• **SELECTED PASSAGE**
++++++++
In his complaint, Butler alleges that defendants "prison officials deprived him of equal protection of the laws, procedural due process and his right against self-incrimination in considering him for parole release."

5

* Equal Protection

6

To state a claim for violation of the Equal Protection Clause of the Fourteenth Amendment the plaintiff must allege that he was treated differently from other similarly situated persons. City of Cleburne v. Cleburne Living Ctr., 473 U.S. 432, 439 (1985); Fraley v. United States Bureau of Prisons, 1 F.3d 924, 926 (9th Cir.1993) (per curiam).

7

Here, Butler alleges that all prisoners convicted of sex crimes are required to appear before a "psych panel" as part of the parole consideration process. Because Butler does not allege disparate treatment among the similarly situated class of prisoners convicted of sex crimes, he has failed to state an equal protection claim. See City of Cleburne, 473 U.S. at 439; Fraley, 1 F.3d at 926. Butler's claim that he is being treated differently than members of the general prison population also fails because, by his own admission, he received the consideration for parole to which he was entitled. See City of Cleburne, 473 U.S. at 439.
++++++++
• **AIM 1**
Answer these questions about the equal protection excerpt:
(a) What three rights does Butler claim prison officials deprived him of?
(b) What must a plaintiff allege to state a claim under the Equal Protection Clause of the Fourteenth Amendment?
(c) According to Butler, which prisoners are required to appear before a "psych panel"?
• **AIM 2**
Copy the equal protection excerpt word for word from "In his complaint, Butler" up to and including "Cir.1993) (per curiam).".
Rely only on the equal protection excerpt above.

(Coordinate annotation data)
++++++++
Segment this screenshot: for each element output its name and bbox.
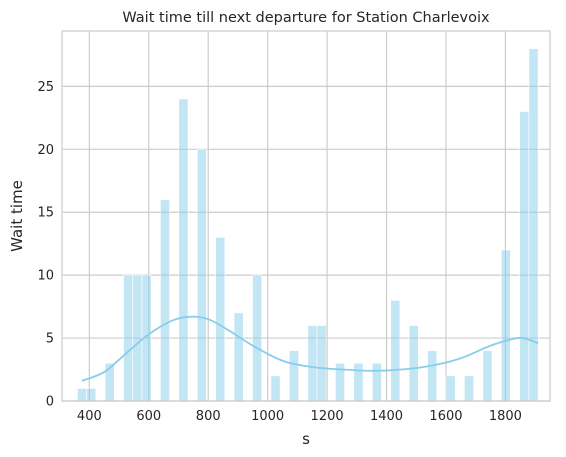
histogram-bar xyxy=(178,98,189,402)
histogram-bar xyxy=(86,388,97,402)
histogram-bar xyxy=(215,237,226,402)
plot-frame xyxy=(61,30,551,402)
y-tick-label: 20 xyxy=(37,143,54,158)
x-tick-label: 400 xyxy=(77,409,102,424)
x-tick-label: 1400 xyxy=(370,409,403,424)
x-tick-label: 1600 xyxy=(429,409,462,424)
histogram-bar xyxy=(316,325,327,402)
histogram-bar xyxy=(307,325,318,402)
x-axis-label: s xyxy=(302,430,310,448)
histogram-bar xyxy=(528,48,539,402)
histogram-bar xyxy=(353,362,364,402)
histogram-bar xyxy=(252,274,263,402)
histogram-bar xyxy=(408,325,419,402)
histogram-bar xyxy=(196,148,207,402)
histogram-bar xyxy=(123,274,134,402)
histogram-bar xyxy=(427,350,438,402)
bars-group xyxy=(77,48,539,402)
kde-curve xyxy=(81,315,539,382)
histogram-bar xyxy=(132,274,143,402)
x-tick-label: 1000 xyxy=(251,409,284,424)
histogram-bar xyxy=(289,350,299,402)
histogram-bar xyxy=(464,375,474,402)
x-tick-label: 1800 xyxy=(489,409,522,424)
y-tick-label: 10 xyxy=(37,269,54,284)
histogram-bar xyxy=(371,362,382,402)
y-tick-label: 5 xyxy=(46,332,54,347)
chart-title: Wait time till next departure for Statio… xyxy=(122,10,490,26)
histogram-bar xyxy=(445,375,456,402)
x-tick-labels: 400 600 800 1000 1200 1400 1600 1800 xyxy=(77,409,522,424)
y-tick-label: 25 xyxy=(37,80,54,95)
histogram-bar xyxy=(233,312,244,402)
histogram-bar xyxy=(160,199,170,402)
histogram-bar xyxy=(482,350,493,402)
y-tick-labels: 0 5 10 15 20 25 xyxy=(37,80,54,410)
x-tick-label: 1200 xyxy=(311,409,344,424)
y-tick-label: 15 xyxy=(37,206,54,221)
histogram-bar xyxy=(500,249,511,402)
histogram-bar xyxy=(77,388,87,402)
x-tick-label: 800 xyxy=(196,409,221,424)
histogram-bar xyxy=(519,111,530,402)
histogram-bar xyxy=(390,300,401,402)
y-tick-label: 0 xyxy=(46,395,54,410)
x-tick-label: 600 xyxy=(136,409,161,424)
y-axis-label: Wait time xyxy=(8,180,26,252)
histogram-bar xyxy=(270,375,281,402)
kde-curve-group xyxy=(81,315,539,382)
++++++++
• **COMPLETE OUTPUT 1**
(a) Equal protection of the laws, procedural due process, and his right against self-incrimination.
(b) That he was treated differently from other similarly situated persons.
(c) All prisoners convicted of sex crimes.

• **COMPLETE OUTPUT 2**
In his complaint, Butler alleges that defendants "prison officials deprived him of equal protection of the laws, procedural due process and his right against self-incrimination in considering him for parole release."

5

* Equal Protection

6

To state a claim for violation of the Equal Protection Clause of the Fourteenth Amendment the plaintiff must allege that he was treated differently from other similarly situated persons. City of Cleburne v. Cleburne Living Ctr., 473 U.S. 432, 439 (1985); Fraley v. United States Bureau of Prisons, 1 F.3d 924, 926 (9th Cir.1993) (per curiam).